Imagínate que tuviéramos la capacidad de transformarnos a voluntad, con la rapidez con que pensamos. ¿Qué clase de lenguaje lo haría posible? ¿Sería la misma vieja conversación de siempre, o podríamos «decirnos» cosas nuevas?
Por ejemplo, en lugar de decir: «Tengo hambre; vamos a cazar cangrejos», podrías simular la transparencia de tu cuerpo para que tus amigos vieran tu estómago vacío, o podrías convertirte en un videojuego sobre la caza de cangrejos para que tú y tus colegas pudierais practicar un poco antes de ir a cazar.
Yo llamo a esa posibilidad «comunicación postsimbólica». Puede resultar una idea difícil de concebir, pero es tremendamente excitante. No preconizaría la aniquilación del lenguaje tal y como lo conocemos —la comunicación simbólica seguiría existiendo—, sino que daría lugar a una ampliación intensa de significado.
Se trata de una transformación extraordinaria que la gente podría experimentar algún día. Tendríamos la opción entonces de eliminar el «intermediario» de los símbolos y crear directamente experiencia compartida. Una forma fluida de concreción podría resultar más expresiva que la abstracción.
En el terreno de los símbolos, podrías expresar una cualidad como lo «rojo». En la comunicación postsimbólica, podrías encontrar un cubo rojo. Lo vuelcas sobre tu cabeza, y podrías descubrir que por dentro es cavernoso. Allí estarían flotando todas las cosas rojas: paraguas, manzanas, rubíes y gotas de sangre. El rojo del interior del cubo no sería el rojo eterno de Platón. Sería concreto. Puedes ver por ti mismo lo que tienen en común los distintos objetos. Es un nuevo tipo de concreción tan expresiva como una categoría abstracta.
Tal vez sea un ejemplo árido y académico. Tampoco yo quiero aparentar que lo entiendo por completo. La concreción fluida sería un ámbito expresivo totalmente nuevo. Requeriría nuevas herramientas, o instrumentos, para que las personas pudieran adquirirla.
Me imagino un instrumento virtual similar a un saxofón con el que se pudiera improvisar en la realidad virtual tanto tarántulas doradas como un cubo con todas las cosas rojas. Si supiera cómo crearlo, lo haría, pero no lo sé.
Me parece una incógnita fundamental si es posible siquiera crear dicha herramienta de tal forma que saque al improvisador del mundo de los símbolos. Incluso si utilizaras el concepto de rojo en el curso de la creación del cubo de todas las cosas rojas, no habrías alcanzado ese objetivo.
Dedico mucho tiempo a ese problema. Estoy intentando crear una nueva forma de desarrollar software que escape de los límites de los sistemas simbólicos preexistentes. Se trata de mi proyecto fenotrópico.

Tarea planteada 1:
Cita del texto sobre la comunicación postsimbólica el tramo que va desde "Por ejemplo, en" hasta "intensa de significado.", ambos incluidos.
El texto y los registros no guardan ninguna relación entre sí.

(Listados de elementos y recuadros)

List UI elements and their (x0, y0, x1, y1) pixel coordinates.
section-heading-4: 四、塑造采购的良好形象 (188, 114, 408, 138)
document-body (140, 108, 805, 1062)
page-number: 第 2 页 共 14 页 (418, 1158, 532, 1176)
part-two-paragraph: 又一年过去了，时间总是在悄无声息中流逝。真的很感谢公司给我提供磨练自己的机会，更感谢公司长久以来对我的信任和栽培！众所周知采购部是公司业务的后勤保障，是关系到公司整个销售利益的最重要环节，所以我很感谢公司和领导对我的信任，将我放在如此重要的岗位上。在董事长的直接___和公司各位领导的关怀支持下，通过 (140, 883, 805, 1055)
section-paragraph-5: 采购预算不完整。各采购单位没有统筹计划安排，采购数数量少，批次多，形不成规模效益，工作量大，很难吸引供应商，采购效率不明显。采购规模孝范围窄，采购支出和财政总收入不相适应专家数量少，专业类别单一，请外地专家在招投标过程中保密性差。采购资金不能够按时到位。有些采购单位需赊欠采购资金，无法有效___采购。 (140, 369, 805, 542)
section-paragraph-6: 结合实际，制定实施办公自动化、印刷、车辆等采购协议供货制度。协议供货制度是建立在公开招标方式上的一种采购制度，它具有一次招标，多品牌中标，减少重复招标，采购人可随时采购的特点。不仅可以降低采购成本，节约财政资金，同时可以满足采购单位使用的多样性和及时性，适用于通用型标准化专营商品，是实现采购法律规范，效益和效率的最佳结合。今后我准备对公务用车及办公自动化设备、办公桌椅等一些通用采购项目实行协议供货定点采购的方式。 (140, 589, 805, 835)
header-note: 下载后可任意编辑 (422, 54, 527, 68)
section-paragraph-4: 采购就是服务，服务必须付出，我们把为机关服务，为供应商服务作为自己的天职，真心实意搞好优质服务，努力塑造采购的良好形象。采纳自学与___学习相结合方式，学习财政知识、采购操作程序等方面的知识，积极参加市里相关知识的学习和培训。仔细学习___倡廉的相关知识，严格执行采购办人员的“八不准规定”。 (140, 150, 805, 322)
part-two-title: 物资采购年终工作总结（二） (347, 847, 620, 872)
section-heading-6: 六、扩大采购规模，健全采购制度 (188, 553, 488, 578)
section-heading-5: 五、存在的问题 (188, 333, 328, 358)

Tarea planteada 2:
Reproduce sin cambios las líneas de los registros que van desde su comienzo hasta la línea que contiene "section-heading-6: 六、扩大采购规模，健全采购制度 (188, 553, 488, 578)", incluida esta.

Resultado esperado 1:
Por ejemplo, en lugar de decir: «Tengo hambre; vamos a cazar cangrejos», podrías simular la transparencia de tu cuerpo para que tus amigos vieran tu estómago vacío, o podrías convertirte en un videojuego sobre la caza de cangrejos para que tú y tus colegas pudierais practicar un poco antes de ir a cazar.
Yo llamo a esa posibilidad «comunicación postsimbólica». Puede resultar una idea difícil de concebir, pero es tremendamente excitante. No preconizaría la aniquilación del lenguaje tal y como lo conocemos —la comunicación simbólica seguiría existiendo—, sino que daría lugar a una ampliación intensa de significado.

Resultado esperado 2:
List UI elements and their (x0, y0, x1, y1) pixel coordinates.
section-heading-4: 四、塑造采购的良好形象 (188, 114, 408, 138)
document-body (140, 108, 805, 1062)
page-number: 第 2 页 共 14 页 (418, 1158, 532, 1176)
part-two-paragraph: 又一年过去了，时间总是在悄无声息中流逝。真的很感谢公司给我提供磨练自己的机会，更感谢公司长久以来对我的信任和栽培！众所周知采购部是公司业务的后勤保障，是关系到公司整个销售利益的最重要环节，所以我很感谢公司和领导对我的信任，将我放在如此重要的岗位上。在董事长的直接___和公司各位领导的关怀支持下，通过 (140, 883, 805, 1055)
section-paragraph-5: 采购预算不完整。各采购单位没有统筹计划安排，采购数数量少，批次多，形不成规模效益，工作量大，很难吸引供应商，采购效率不明显。采购规模孝范围窄，采购支出和财政总收入不相适应专家数量少，专业类别单一，请外地专家在招投标过程中保密性差。采购资金不能够按时到位。有些采购单位需赊欠采购资金，无法有效___采购。 (140, 369, 805, 542)
section-paragraph-6: 结合实际，制定实施办公自动化、印刷、车辆等采购协议供货制度。协议供货制度是建立在公开招标方式上的一种采购制度，它具有一次招标，多品牌中标，减少重复招标，采购人可随时采购的特点。不仅可以降低采购成本，节约财政资金，同时可以满足采购单位使用的多样性和及时性，适用于通用型标准化专营商品，是实现采购法律规范，效益和效率的最佳结合。今后我准备对公务用车及办公自动化设备、办公桌椅等一些通用采购项目实行协议供货定点采购的方式。 (140, 589, 805, 835)
header-note: 下载后可任意编辑 (422, 54, 527, 68)
section-paragraph-4: 采购就是服务，服务必须付出，我们把为机关服务，为供应商服务作为自己的天职，真心实意搞好优质服务，努力塑造采购的良好形象。采纳自学与___学习相结合方式，学习财政知识、采购操作程序等方面的知识，积极参加市里相关知识的学习和培训。仔细学习___倡廉的相关知识，严格执行采购办人员的“八不准规定”。 (140, 150, 805, 322)
part-two-title: 物资采购年终工作总结（二） (347, 847, 620, 872)
section-heading-6: 六、扩大采购规模，健全采购制度 (188, 553, 488, 578)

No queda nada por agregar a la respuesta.